■ PROVIDED DATA ■
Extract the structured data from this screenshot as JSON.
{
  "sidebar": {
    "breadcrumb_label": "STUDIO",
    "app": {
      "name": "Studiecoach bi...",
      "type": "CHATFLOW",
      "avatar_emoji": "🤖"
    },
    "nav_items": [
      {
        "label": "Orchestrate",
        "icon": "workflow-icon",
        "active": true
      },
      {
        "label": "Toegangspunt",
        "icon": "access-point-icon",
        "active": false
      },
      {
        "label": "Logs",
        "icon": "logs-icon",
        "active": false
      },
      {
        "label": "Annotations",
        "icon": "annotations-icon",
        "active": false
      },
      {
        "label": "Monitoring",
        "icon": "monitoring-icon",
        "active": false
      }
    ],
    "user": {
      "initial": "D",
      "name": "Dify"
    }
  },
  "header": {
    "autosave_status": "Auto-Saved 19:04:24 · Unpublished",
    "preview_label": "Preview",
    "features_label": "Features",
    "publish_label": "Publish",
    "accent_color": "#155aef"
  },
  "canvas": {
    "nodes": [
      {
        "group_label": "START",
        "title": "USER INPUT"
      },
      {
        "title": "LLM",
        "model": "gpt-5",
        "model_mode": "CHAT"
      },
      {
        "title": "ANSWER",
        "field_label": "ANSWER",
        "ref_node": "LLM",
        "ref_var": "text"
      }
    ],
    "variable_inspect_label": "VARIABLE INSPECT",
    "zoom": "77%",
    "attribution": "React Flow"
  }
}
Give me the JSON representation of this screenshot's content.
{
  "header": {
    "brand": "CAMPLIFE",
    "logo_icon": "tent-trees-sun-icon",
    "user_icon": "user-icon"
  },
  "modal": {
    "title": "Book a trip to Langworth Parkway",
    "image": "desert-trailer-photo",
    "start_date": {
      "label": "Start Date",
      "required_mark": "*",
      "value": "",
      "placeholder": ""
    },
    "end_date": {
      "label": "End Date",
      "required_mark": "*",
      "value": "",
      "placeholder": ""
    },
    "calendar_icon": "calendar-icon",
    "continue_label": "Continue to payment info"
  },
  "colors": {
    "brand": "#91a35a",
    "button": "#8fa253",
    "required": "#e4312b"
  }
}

■ TASK INSTRUCTIONS ■
Give again the lines from the line holding "Give me the" through the close of the listing, both included, exactly as written and with nothing else.

■ RESPONSE TO THIS TASK ■
Give me the JSON representation of this screenshot's content.
{
  "header": {
    "brand": "CAMPLIFE",
    "logo_icon": "tent-trees-sun-icon",
    "user_icon": "user-icon"
  },
  "modal": {
    "title": "Book a trip to Langworth Parkway",
    "image": "desert-trailer-photo",
    "start_date": {
      "label": "Start Date",
      "required_mark": "*",
      "value": "",
      "placeholder": ""
    },
    "end_date": {
      "label": "End Date",
      "required_mark": "*",
      "value": "",
      "placeholder": ""
    },
    "calendar_icon": "calendar-icon",
    "continue_label": "Continue to payment info"
  },
  "colors": {
    "brand": "#91a35a",
    "button": "#8fa253",
    "required": "#e4312b"
  }
}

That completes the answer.